╭─ LISTING
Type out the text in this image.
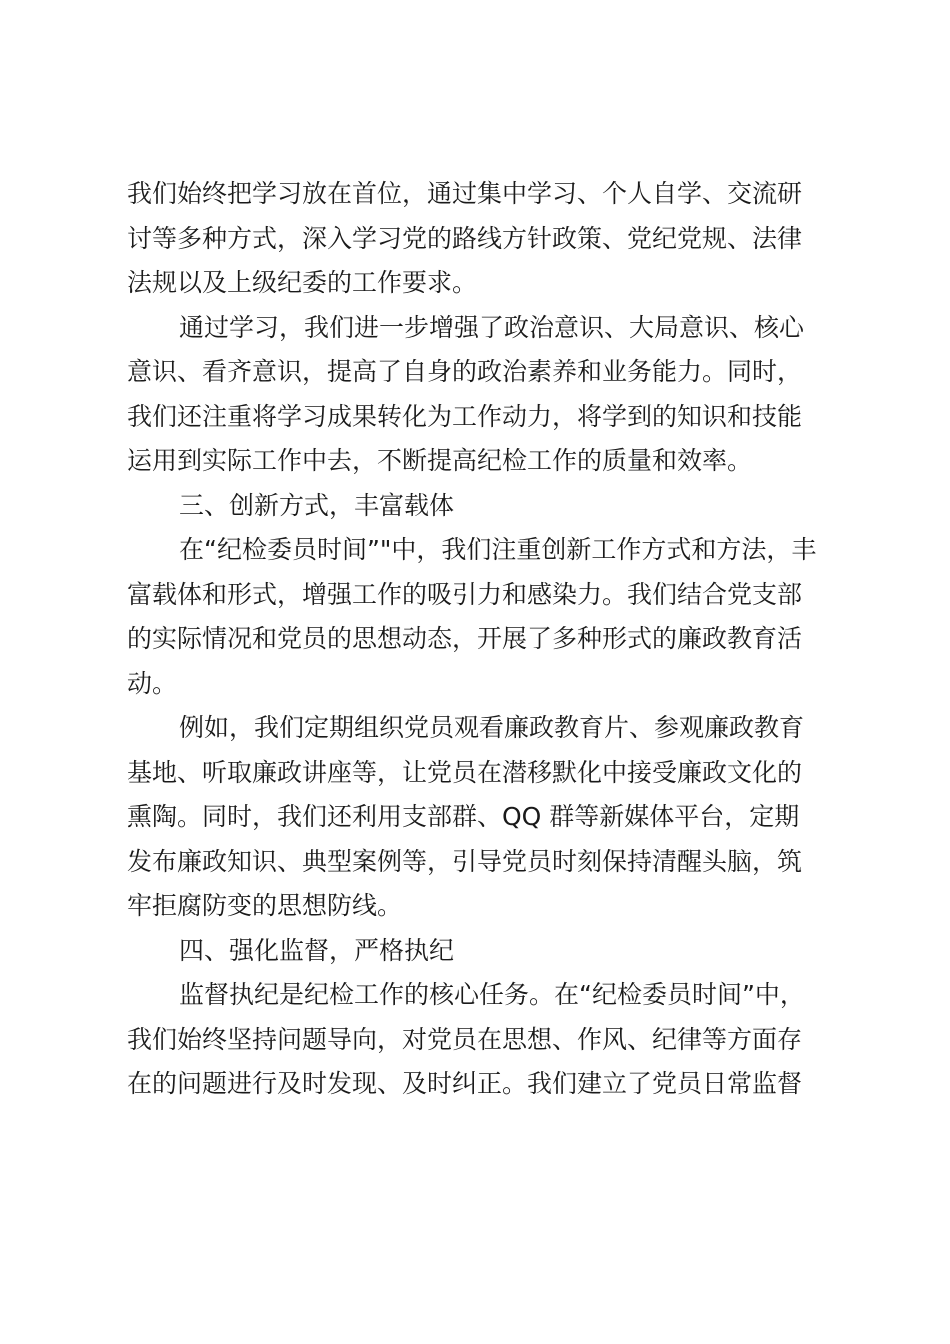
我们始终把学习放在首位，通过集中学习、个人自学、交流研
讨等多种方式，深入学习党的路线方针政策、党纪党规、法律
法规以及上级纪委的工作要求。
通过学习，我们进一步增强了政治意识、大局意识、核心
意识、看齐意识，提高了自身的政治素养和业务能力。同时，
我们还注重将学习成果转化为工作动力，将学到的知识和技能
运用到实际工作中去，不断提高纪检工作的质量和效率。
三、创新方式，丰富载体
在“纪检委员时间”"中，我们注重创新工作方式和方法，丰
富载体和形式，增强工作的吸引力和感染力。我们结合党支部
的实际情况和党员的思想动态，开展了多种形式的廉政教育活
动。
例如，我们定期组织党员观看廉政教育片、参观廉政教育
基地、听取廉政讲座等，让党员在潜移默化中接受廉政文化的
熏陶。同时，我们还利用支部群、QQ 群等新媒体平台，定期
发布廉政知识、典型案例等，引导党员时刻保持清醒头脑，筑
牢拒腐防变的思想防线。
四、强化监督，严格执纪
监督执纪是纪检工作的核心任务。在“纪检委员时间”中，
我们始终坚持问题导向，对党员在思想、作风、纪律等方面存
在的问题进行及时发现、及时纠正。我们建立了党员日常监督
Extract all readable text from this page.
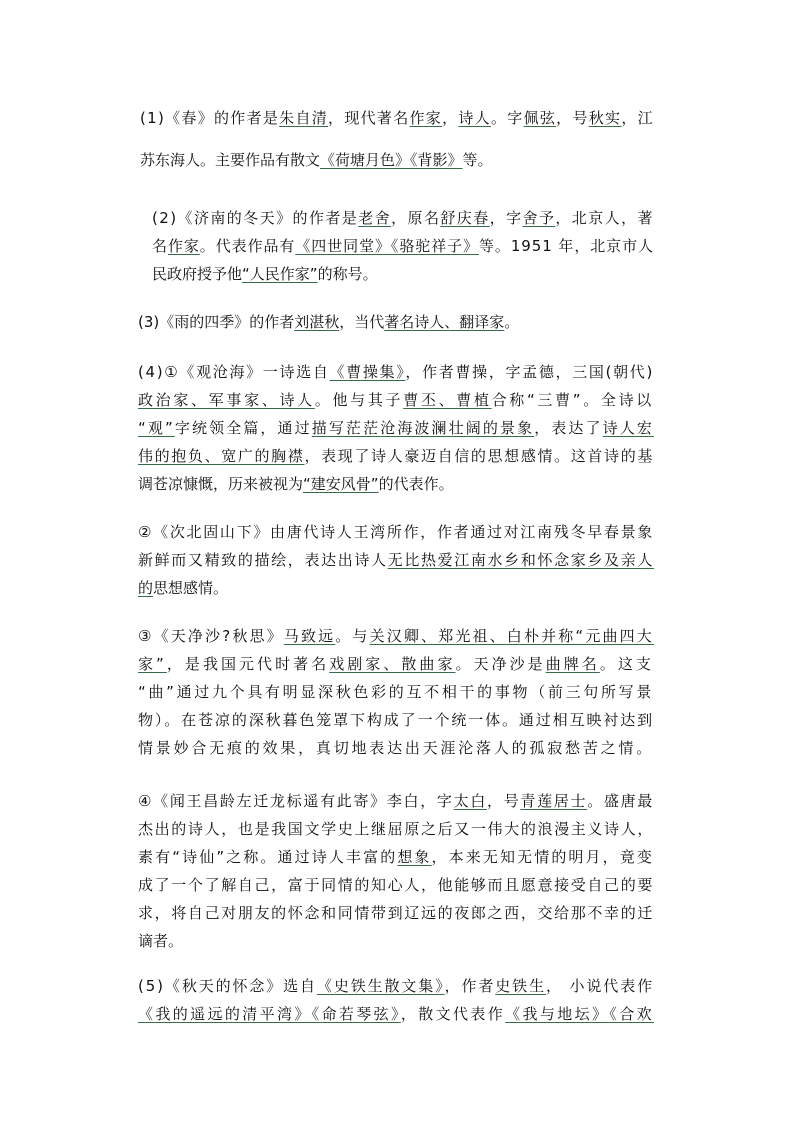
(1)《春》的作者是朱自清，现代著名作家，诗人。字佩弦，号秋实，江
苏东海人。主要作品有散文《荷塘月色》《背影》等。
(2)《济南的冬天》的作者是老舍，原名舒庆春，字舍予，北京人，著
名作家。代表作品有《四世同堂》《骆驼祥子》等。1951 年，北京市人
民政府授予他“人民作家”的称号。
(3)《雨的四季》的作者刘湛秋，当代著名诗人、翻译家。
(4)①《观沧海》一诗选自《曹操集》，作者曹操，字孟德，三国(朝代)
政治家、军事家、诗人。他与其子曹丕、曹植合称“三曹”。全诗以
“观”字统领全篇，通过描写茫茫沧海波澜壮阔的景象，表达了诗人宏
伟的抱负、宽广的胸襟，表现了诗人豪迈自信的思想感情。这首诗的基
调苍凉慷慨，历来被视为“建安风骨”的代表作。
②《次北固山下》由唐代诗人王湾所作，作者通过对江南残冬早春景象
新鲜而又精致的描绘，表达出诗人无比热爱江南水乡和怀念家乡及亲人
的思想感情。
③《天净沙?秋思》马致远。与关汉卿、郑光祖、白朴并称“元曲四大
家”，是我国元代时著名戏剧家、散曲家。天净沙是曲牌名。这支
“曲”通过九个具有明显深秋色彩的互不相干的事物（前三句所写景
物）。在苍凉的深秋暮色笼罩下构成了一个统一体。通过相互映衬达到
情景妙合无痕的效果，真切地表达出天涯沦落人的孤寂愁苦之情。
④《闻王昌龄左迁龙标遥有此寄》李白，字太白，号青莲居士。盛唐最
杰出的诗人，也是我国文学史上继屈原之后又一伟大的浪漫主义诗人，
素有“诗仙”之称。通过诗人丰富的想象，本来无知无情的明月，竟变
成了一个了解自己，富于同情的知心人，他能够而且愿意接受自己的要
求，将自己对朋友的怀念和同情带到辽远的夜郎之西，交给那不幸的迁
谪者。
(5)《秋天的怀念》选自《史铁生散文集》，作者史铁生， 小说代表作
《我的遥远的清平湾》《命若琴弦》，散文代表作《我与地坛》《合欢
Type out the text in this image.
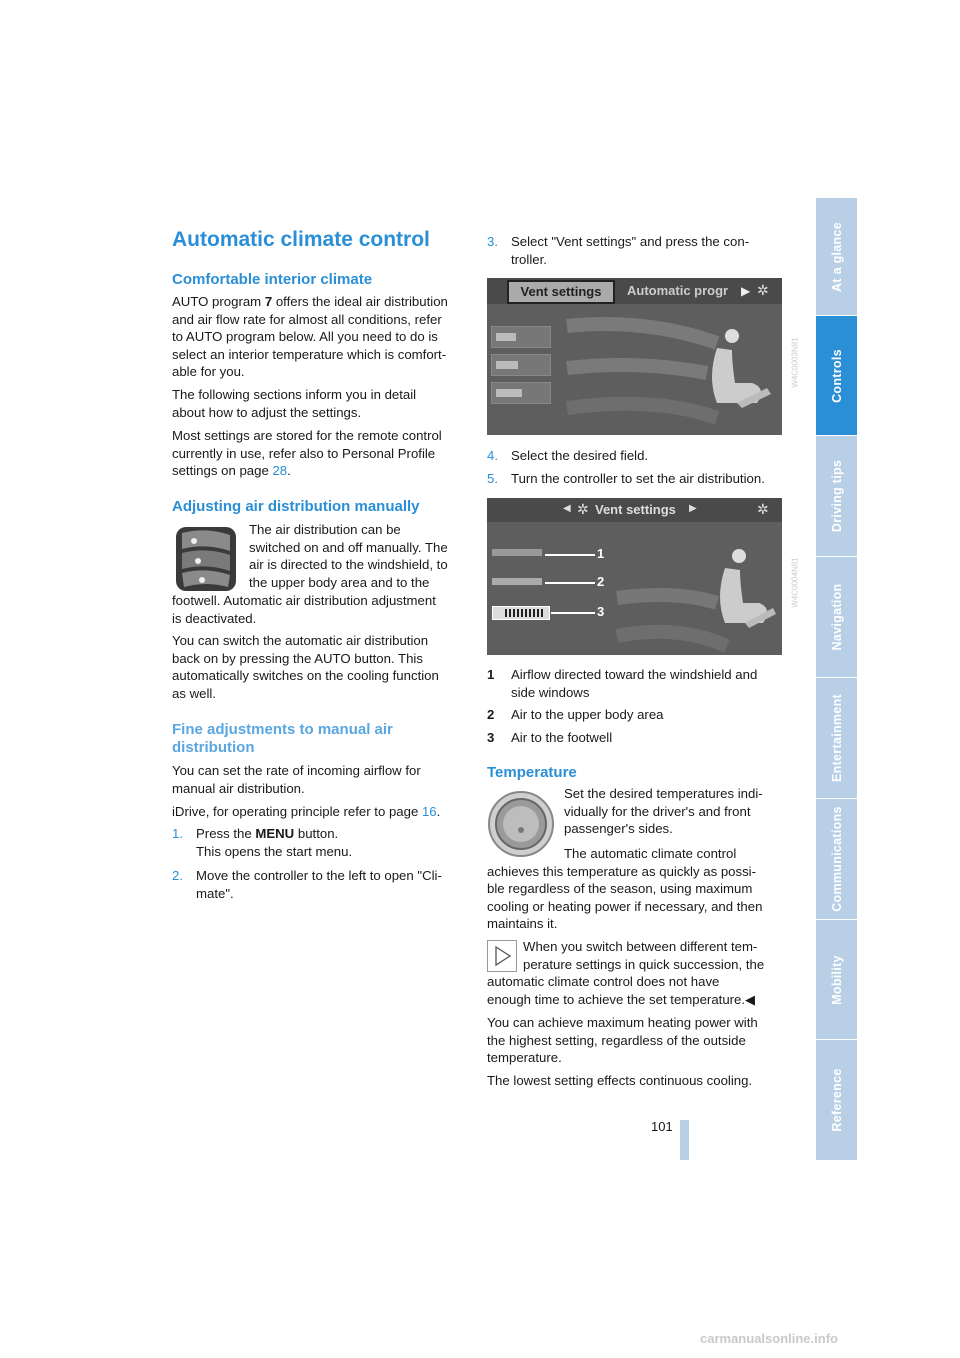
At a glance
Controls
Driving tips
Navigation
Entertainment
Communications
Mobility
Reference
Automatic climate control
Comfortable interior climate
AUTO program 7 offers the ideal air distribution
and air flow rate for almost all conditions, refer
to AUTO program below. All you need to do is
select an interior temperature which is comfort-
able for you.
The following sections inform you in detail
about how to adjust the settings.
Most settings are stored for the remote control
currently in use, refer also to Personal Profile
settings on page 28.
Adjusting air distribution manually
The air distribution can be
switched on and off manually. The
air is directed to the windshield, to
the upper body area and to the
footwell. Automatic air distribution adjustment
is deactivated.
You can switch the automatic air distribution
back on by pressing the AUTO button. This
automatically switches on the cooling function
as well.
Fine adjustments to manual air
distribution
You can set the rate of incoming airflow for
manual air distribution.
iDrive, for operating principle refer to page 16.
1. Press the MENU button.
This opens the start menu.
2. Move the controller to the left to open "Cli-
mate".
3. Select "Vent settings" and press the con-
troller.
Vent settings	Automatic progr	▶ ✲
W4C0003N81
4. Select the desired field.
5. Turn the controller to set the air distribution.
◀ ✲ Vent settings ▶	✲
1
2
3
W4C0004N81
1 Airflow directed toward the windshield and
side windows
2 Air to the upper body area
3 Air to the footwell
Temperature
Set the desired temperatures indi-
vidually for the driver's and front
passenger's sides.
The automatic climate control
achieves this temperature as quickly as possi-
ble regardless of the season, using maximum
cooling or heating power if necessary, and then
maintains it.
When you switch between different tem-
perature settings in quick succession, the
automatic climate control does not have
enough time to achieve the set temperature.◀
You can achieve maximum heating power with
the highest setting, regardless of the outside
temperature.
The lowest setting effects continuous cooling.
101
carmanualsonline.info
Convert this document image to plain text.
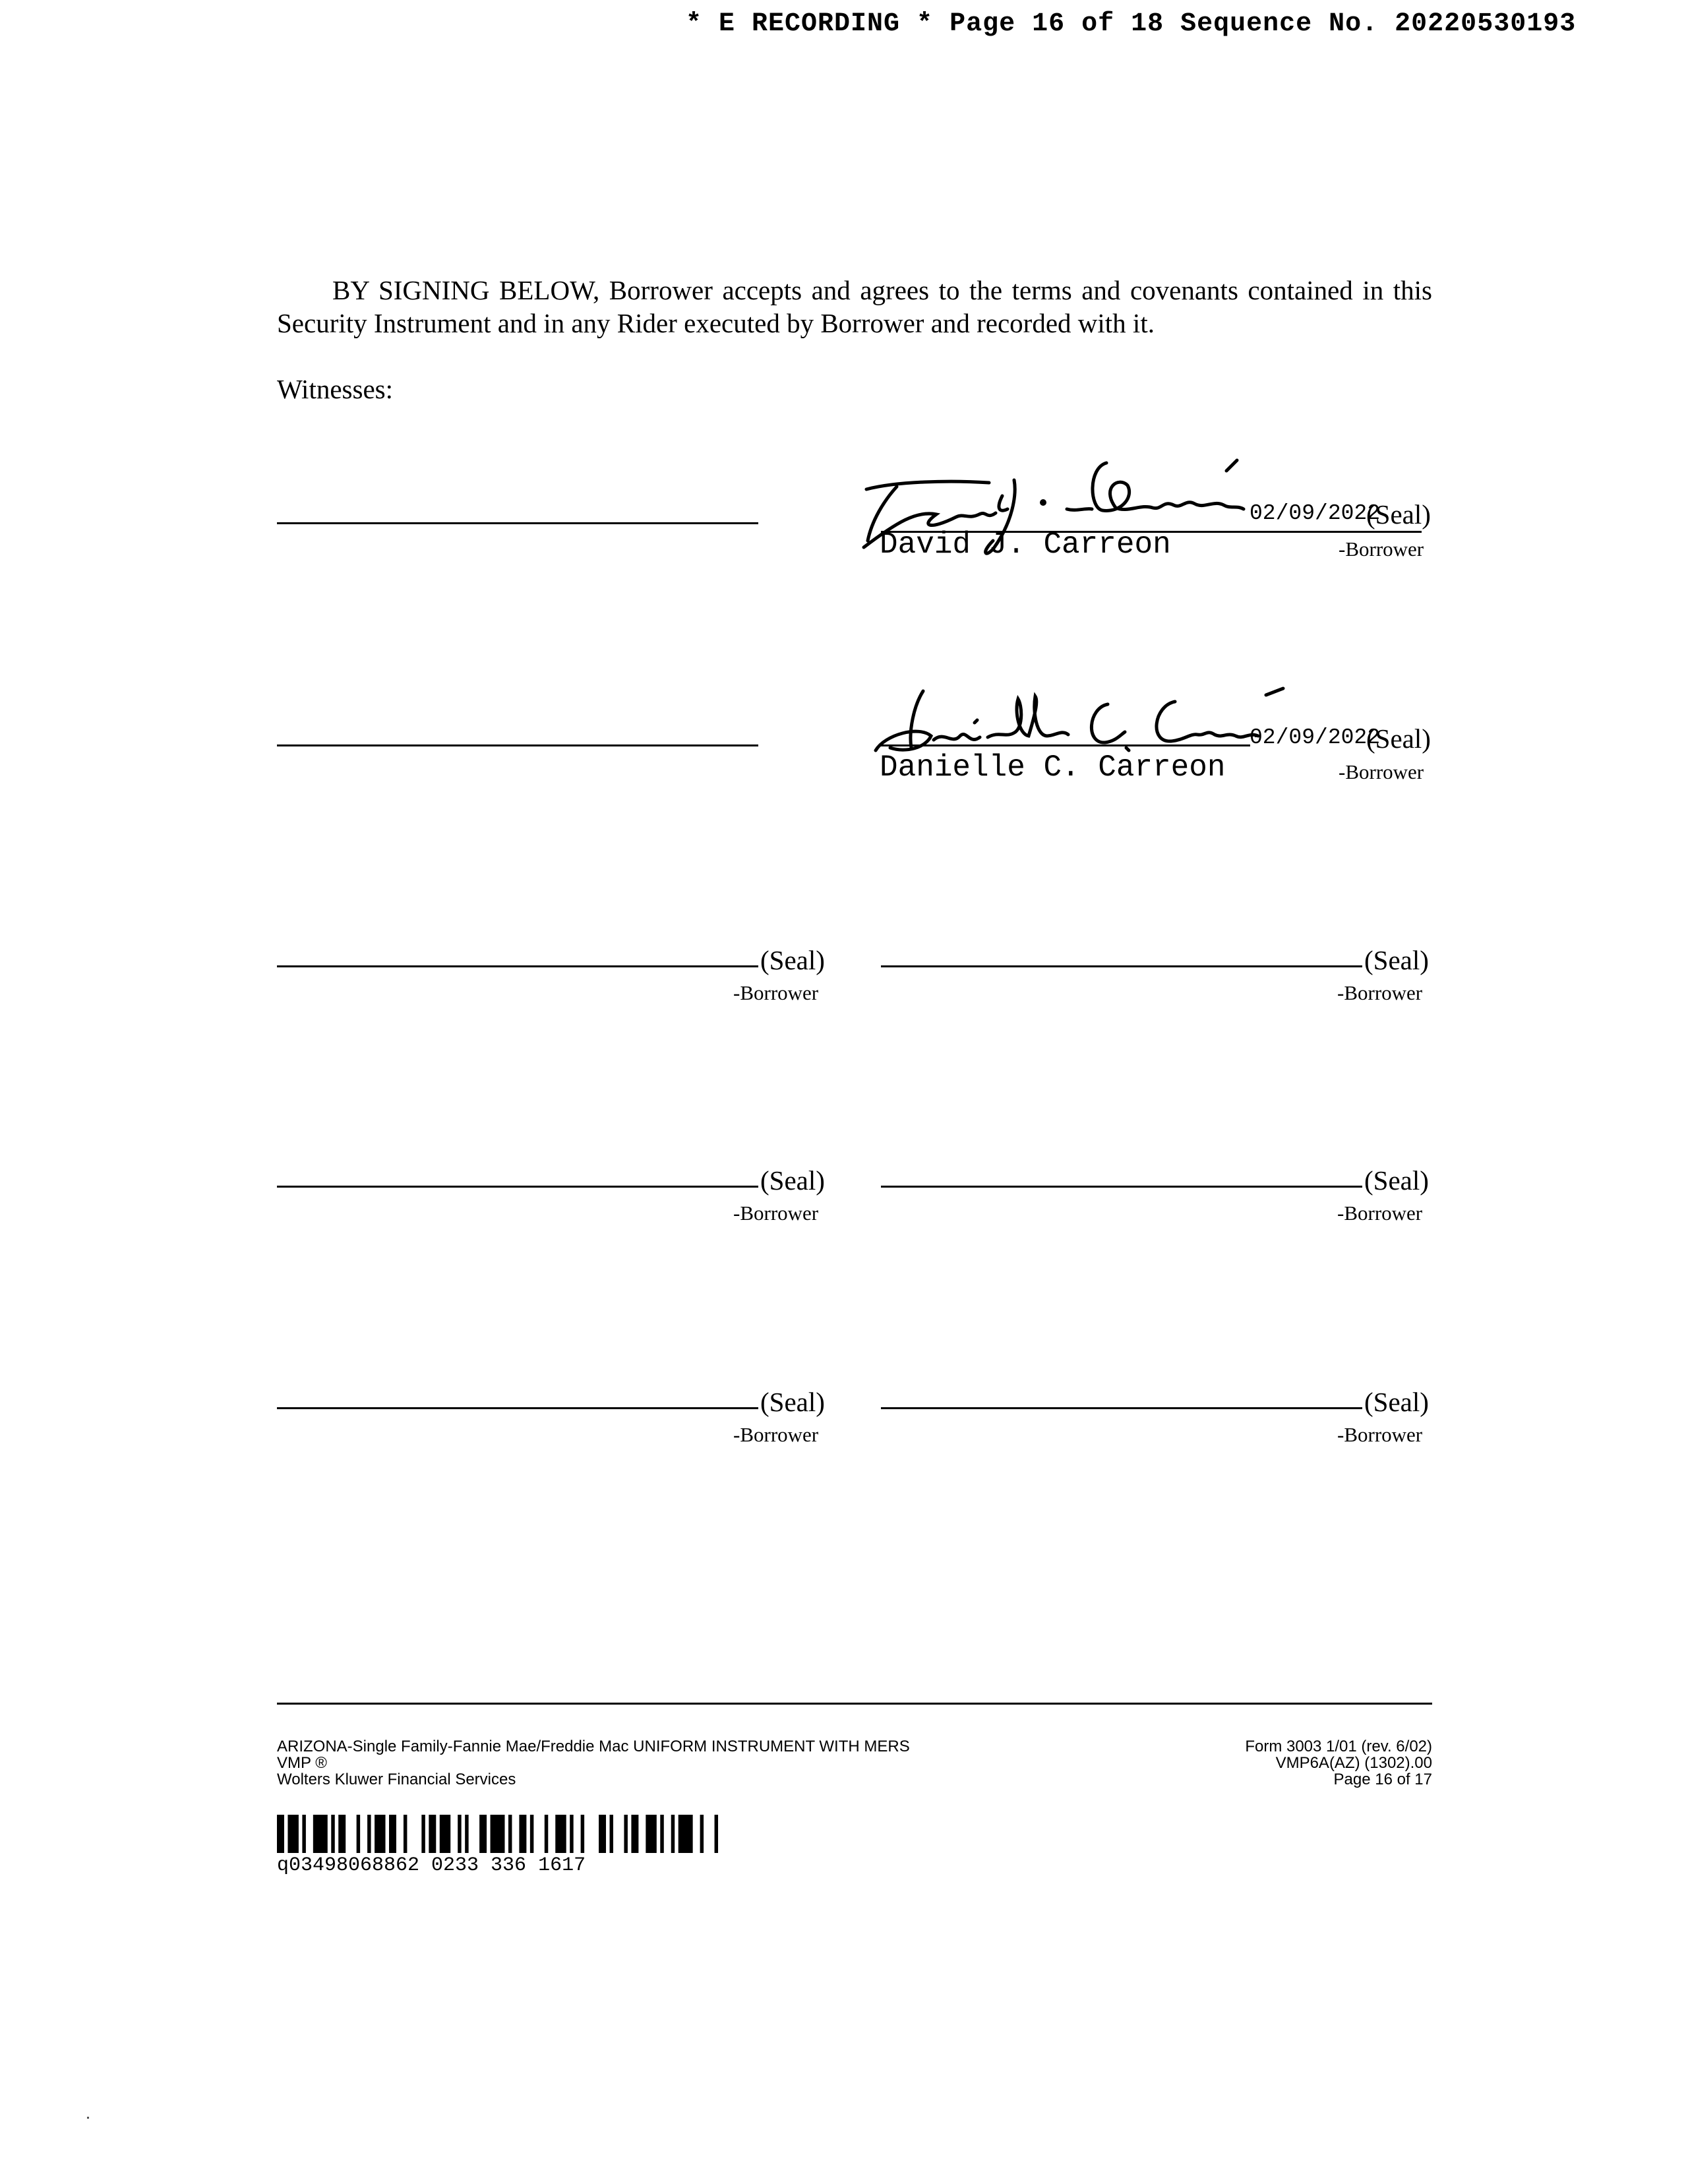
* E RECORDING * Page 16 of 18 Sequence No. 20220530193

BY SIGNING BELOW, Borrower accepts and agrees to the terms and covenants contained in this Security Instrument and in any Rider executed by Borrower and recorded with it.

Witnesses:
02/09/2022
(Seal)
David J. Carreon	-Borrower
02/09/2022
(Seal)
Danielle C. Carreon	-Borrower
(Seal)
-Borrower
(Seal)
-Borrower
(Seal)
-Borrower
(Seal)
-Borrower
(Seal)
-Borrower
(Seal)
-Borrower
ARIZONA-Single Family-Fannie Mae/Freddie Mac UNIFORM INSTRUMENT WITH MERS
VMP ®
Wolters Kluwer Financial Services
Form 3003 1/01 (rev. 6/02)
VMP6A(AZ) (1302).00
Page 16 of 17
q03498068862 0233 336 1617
╰─
## EXERCISE TASK:
Beginning with the line with "Convert this document image to plain text.", repeat the entries above exactly, up to and including the last line, leaving out pictures.

## ANSWER IN FULL:
Convert this document image to plain text.
* E RECORDING * Page 16 of 18 Sequence No. 20220530193

BY SIGNING BELOW, Borrower accepts and agrees to the terms and covenants contained in this Security Instrument and in any Rider executed by Borrower and recorded with it.

Witnesses:
02/09/2022
(Seal)
David J. Carreon	-Borrower
02/09/2022
(Seal)
Danielle C. Carreon	-Borrower
(Seal)
-Borrower
(Seal)
-Borrower
(Seal)
-Borrower
(Seal)
-Borrower
(Seal)
-Borrower
(Seal)
-Borrower
ARIZONA-Single Family-Fannie Mae/Freddie Mac UNIFORM INSTRUMENT WITH MERS
VMP ®
Wolters Kluwer Financial Services
Form 3003 1/01 (rev. 6/02)
VMP6A(AZ) (1302).00
Page 16 of 17
q03498068862 0233 336 1617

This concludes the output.